■ Brief
Each line that follows should be printed again exactly as it stands.

──────────────────────────────

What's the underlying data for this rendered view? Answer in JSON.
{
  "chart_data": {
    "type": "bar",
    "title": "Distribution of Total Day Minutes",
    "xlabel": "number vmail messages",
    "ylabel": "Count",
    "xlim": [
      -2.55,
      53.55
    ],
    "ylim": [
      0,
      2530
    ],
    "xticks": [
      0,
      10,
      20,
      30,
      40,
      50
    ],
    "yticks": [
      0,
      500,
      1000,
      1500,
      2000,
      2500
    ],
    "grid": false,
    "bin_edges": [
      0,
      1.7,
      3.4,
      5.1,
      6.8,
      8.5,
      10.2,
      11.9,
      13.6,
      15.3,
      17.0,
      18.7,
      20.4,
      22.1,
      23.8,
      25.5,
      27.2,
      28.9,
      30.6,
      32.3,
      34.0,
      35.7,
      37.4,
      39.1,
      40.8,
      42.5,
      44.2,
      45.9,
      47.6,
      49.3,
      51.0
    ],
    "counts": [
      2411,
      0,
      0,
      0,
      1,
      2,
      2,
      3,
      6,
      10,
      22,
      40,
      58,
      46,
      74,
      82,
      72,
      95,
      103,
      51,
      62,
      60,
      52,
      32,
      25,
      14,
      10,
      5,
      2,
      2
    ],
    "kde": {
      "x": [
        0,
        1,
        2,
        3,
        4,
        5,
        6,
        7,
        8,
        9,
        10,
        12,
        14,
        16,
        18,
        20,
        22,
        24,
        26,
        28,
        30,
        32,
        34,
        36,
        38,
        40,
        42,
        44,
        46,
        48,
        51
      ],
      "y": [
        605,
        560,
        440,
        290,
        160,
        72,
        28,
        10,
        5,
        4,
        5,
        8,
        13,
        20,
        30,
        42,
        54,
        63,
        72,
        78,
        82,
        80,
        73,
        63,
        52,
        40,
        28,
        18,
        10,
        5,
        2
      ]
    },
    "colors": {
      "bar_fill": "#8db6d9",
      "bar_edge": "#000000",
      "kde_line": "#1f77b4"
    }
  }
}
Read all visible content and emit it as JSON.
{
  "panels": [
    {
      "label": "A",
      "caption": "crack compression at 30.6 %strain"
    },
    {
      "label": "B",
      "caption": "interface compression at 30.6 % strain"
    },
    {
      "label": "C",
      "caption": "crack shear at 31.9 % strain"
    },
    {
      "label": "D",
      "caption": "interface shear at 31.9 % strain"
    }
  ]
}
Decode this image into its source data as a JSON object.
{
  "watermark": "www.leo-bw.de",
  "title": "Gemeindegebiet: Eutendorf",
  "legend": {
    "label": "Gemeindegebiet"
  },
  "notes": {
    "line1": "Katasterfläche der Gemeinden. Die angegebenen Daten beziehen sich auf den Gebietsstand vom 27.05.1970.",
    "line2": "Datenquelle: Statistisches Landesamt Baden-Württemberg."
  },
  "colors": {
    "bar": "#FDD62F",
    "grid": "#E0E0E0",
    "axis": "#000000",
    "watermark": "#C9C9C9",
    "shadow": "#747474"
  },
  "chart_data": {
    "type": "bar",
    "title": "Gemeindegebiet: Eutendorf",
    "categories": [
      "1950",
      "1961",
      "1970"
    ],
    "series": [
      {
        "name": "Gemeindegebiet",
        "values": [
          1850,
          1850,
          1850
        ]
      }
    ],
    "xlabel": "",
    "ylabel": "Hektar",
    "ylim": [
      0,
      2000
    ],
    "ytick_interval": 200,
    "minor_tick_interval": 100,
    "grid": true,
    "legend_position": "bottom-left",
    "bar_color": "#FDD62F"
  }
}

──────────────────────────────

■ Solution
What's the underlying data for this rendered view? Answer in JSON.
{
  "chart_data": {
    "type": "bar",
    "title": "Distribution of Total Day Minutes",
    "xlabel": "number vmail messages",
    "ylabel": "Count",
    "xlim": [
      -2.55,
      53.55
    ],
    "ylim": [
      0,
      2530
    ],
    "xticks": [
      0,
      10,
      20,
      30,
      40,
      50
    ],
    "yticks": [
      0,
      500,
      1000,
      1500,
      2000,
      2500
    ],
    "grid": false,
    "bin_edges": [
      0,
      1.7,
      3.4,
      5.1,
      6.8,
      8.5,
      10.2,
      11.9,
      13.6,
      15.3,
      17.0,
      18.7,
      20.4,
      22.1,
      23.8,
      25.5,
      27.2,
      28.9,
      30.6,
      32.3,
      34.0,
      35.7,
      37.4,
      39.1,
      40.8,
      42.5,
      44.2,
      45.9,
      47.6,
      49.3,
      51.0
    ],
    "counts": [
      2411,
      0,
      0,
      0,
      1,
      2,
      2,
      3,
      6,
      10,
      22,
      40,
      58,
      46,
      74,
      82,
      72,
      95,
      103,
      51,
      62,
      60,
      52,
      32,
      25,
      14,
      10,
      5,
      2,
      2
    ],
    "kde": {
      "x": [
        0,
        1,
        2,
        3,
        4,
        5,
        6,
        7,
        8,
        9,
        10,
        12,
        14,
        16,
        18,
        20,
        22,
        24,
        26,
        28,
        30,
        32,
        34,
        36,
        38,
        40,
        42,
        44,
        46,
        48,
        51
      ],
      "y": [
        605,
        560,
        440,
        290,
        160,
        72,
        28,
        10,
        5,
        4,
        5,
        8,
        13,
        20,
        30,
        42,
        54,
        63,
        72,
        78,
        82,
        80,
        73,
        63,
        52,
        40,
        28,
        18,
        10,
        5,
        2
      ]
    },
    "colors": {
      "bar_fill": "#8db6d9",
      "bar_edge": "#000000",
      "kde_line": "#1f77b4"
    }
  }
}
Read all visible content and emit it as JSON.
{
  "panels": [
    {
      "label": "A",
      "caption": "crack compression at 30.6 %strain"
    },
    {
      "label": "B",
      "caption": "interface compression at 30.6 % strain"
    },
    {
      "label": "C",
      "caption": "crack shear at 31.9 % strain"
    },
    {
      "label": "D",
      "caption": "interface shear at 31.9 % strain"
    }
  ]
}
Decode this image into its source data as a JSON object.
{
  "watermark": "www.leo-bw.de",
  "title": "Gemeindegebiet: Eutendorf",
  "legend": {
    "label": "Gemeindegebiet"
  },
  "notes": {
    "line1": "Katasterfläche der Gemeinden. Die angegebenen Daten beziehen sich auf den Gebietsstand vom 27.05.1970.",
    "line2": "Datenquelle: Statistisches Landesamt Baden-Württemberg."
  },
  "colors": {
    "bar": "#FDD62F",
    "grid": "#E0E0E0",
    "axis": "#000000",
    "watermark": "#C9C9C9",
    "shadow": "#747474"
  },
  "chart_data": {
    "type": "bar",
    "title": "Gemeindegebiet: Eutendorf",
    "categories": [
      "1950",
      "1961",
      "1970"
    ],
    "series": [
      {
        "name": "Gemeindegebiet",
        "values": [
          1850,
          1850,
          1850
        ]
      }
    ],
    "xlabel": "",
    "ylabel": "Hektar",
    "ylim": [
      0,
      2000
    ],
    "ytick_interval": 200,
    "minor_tick_interval": 100,
    "grid": true,
    "legend_position": "bottom-left",
    "bar_color": "#FDD62F"
  }
}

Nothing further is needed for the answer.